**TO BE DONE**.
Go through the records and copy each line where the word "pour" occurs.

**TASK MATERIAL**.

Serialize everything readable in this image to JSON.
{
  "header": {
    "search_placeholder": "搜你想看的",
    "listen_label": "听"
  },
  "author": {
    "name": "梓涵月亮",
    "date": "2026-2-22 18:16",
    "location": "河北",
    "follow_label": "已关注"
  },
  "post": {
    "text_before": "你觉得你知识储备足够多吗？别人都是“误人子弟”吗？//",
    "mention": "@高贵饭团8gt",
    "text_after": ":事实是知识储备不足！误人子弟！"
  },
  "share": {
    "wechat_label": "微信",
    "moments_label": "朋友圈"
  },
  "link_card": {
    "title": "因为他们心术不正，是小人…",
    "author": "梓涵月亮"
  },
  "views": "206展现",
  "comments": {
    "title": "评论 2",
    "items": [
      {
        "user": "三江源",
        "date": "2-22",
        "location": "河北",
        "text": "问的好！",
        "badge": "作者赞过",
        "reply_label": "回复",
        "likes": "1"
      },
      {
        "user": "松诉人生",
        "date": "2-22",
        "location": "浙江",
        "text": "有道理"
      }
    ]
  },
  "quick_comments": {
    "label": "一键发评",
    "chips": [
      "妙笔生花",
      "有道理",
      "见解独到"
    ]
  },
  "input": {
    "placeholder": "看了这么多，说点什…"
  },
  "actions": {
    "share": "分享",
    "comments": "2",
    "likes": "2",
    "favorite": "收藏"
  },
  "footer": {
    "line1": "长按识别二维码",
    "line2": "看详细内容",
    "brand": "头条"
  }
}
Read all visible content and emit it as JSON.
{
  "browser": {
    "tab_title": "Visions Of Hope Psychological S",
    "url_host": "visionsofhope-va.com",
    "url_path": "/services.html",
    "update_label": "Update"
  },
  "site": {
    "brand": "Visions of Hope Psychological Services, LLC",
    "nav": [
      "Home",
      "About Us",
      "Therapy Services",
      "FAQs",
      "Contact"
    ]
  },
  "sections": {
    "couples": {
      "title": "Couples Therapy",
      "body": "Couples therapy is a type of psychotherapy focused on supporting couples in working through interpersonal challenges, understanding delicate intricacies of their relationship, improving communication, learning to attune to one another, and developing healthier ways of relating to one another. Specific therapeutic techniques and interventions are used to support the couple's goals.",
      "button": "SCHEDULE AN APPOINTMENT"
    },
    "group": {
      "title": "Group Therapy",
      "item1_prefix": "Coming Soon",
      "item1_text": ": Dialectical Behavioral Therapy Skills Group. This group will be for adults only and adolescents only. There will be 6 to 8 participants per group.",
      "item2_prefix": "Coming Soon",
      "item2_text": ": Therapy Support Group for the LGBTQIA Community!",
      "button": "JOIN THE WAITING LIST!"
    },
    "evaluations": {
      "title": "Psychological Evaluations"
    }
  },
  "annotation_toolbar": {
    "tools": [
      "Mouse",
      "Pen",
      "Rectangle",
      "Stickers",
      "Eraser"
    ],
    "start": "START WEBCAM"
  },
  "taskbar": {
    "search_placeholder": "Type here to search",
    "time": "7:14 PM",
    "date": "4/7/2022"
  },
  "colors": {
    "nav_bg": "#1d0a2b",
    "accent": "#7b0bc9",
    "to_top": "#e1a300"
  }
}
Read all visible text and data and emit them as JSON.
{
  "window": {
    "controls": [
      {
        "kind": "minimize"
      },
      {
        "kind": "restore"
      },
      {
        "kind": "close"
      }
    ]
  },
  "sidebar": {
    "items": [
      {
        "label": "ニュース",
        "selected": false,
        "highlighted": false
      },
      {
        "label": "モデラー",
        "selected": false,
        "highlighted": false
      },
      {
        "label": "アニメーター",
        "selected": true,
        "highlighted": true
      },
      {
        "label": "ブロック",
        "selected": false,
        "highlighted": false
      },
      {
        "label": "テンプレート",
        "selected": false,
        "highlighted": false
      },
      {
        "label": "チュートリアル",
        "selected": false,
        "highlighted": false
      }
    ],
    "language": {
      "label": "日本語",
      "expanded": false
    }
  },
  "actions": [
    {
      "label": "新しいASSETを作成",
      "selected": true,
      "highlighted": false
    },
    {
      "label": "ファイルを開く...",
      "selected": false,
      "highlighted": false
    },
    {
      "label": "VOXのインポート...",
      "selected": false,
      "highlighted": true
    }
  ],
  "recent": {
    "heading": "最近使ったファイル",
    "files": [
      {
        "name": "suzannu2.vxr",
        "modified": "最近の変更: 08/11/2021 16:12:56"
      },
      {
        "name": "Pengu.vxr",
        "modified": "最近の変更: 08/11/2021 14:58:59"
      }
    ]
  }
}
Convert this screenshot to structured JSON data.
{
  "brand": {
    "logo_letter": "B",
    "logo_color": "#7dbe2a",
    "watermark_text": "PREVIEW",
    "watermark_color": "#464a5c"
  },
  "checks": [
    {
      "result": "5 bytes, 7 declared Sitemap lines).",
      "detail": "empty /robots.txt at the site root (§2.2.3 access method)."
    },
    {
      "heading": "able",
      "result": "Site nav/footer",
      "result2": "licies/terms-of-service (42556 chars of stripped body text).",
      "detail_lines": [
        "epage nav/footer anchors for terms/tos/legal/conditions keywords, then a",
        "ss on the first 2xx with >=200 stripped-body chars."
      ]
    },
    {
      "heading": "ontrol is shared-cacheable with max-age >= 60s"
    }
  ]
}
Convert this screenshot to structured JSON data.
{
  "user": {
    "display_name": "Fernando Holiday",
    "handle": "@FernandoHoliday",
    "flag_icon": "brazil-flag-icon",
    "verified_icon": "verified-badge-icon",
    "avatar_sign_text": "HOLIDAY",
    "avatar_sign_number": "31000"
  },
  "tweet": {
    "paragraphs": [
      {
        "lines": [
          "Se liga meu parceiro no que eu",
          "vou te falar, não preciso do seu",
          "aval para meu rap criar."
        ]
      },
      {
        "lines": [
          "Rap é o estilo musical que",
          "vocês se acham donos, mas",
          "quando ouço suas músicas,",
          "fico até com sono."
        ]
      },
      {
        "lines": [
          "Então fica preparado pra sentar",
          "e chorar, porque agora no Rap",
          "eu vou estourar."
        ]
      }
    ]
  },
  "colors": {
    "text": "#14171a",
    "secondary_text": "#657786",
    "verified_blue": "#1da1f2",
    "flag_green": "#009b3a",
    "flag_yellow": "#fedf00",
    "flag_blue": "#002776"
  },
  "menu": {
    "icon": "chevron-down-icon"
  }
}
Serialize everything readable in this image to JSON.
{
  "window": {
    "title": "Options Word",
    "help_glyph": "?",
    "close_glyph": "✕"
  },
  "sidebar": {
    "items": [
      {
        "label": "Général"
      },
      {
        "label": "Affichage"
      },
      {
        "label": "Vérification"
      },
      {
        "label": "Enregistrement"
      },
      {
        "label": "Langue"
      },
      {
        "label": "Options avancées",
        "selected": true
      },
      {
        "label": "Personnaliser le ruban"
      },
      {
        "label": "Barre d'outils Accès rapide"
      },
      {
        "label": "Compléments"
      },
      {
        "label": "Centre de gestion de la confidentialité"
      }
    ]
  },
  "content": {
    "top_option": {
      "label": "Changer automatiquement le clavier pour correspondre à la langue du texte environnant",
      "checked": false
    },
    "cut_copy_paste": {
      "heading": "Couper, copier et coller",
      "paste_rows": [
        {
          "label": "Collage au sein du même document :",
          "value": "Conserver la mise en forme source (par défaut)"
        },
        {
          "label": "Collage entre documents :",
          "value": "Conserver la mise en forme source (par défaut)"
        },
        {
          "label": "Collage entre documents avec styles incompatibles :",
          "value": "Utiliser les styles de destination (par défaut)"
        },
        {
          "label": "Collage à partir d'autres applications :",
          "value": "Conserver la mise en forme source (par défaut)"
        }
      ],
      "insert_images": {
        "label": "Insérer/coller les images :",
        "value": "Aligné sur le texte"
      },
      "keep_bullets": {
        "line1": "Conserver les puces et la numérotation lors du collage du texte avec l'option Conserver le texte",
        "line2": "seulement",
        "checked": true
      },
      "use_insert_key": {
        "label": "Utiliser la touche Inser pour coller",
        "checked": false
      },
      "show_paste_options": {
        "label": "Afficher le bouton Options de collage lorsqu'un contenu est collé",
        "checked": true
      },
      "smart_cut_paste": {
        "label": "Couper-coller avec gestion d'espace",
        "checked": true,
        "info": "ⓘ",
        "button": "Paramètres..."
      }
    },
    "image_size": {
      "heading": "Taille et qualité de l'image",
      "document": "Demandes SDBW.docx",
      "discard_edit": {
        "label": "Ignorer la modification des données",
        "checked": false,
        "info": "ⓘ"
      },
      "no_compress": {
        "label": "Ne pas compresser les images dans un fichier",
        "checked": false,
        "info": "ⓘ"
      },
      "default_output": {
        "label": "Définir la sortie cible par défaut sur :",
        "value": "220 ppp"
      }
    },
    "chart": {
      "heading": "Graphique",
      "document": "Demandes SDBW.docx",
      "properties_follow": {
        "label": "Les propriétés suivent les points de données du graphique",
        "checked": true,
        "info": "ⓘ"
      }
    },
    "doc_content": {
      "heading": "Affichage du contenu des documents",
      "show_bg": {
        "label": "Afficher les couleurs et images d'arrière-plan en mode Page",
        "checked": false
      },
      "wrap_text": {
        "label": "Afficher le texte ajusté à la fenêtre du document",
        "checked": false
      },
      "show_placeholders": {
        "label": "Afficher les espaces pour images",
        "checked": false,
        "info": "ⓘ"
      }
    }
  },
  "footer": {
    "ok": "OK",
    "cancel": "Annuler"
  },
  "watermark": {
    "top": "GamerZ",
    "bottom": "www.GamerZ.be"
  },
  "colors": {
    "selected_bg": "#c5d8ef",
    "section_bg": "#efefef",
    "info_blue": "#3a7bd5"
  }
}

**EXERCISE RESULT**.
      "label": "Changer automatiquement le clavier pour correspondre à la langue du texte environnant",
        "label": "Utiliser la touche Inser pour coller",
        "label": "Afficher les espaces pour images",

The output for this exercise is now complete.